[Stored items]
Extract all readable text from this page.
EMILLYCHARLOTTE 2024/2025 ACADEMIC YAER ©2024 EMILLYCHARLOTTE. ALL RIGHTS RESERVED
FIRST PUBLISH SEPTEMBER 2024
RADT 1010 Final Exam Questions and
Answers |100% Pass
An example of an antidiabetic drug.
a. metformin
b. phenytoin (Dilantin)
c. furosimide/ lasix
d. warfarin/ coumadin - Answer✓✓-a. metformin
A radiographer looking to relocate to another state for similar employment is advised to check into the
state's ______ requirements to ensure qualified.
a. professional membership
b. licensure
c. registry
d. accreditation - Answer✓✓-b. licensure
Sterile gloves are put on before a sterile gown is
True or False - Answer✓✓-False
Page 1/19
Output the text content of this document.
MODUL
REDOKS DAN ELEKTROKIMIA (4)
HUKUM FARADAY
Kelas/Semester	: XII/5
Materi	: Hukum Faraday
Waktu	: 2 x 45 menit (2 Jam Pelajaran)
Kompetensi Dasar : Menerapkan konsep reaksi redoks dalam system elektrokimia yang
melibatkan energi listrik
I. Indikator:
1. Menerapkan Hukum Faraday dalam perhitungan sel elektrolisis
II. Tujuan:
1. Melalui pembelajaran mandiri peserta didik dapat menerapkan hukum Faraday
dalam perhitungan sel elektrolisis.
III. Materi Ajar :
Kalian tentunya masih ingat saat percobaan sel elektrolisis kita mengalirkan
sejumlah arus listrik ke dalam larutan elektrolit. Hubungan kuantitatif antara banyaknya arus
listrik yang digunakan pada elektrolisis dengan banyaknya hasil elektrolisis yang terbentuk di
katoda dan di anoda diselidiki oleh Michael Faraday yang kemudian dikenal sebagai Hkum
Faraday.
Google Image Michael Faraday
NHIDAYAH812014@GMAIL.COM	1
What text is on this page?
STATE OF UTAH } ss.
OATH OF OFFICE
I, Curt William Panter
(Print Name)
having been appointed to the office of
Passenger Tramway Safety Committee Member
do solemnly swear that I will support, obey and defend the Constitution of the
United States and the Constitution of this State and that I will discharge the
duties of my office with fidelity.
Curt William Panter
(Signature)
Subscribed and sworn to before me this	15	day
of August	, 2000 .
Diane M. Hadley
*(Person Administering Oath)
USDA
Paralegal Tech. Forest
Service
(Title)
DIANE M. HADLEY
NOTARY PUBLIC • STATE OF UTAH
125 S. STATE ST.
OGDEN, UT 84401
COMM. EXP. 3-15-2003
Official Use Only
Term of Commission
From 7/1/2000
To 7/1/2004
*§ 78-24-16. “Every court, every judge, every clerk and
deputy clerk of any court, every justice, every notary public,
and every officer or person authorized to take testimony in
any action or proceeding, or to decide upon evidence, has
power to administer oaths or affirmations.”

**Your instructions**
Return from the data every line that holds "clerk".

**Complete answer**
*§ 78-24-16. “Every court, every judge, every clerk and
deputy clerk of any court, every justice, every notary public,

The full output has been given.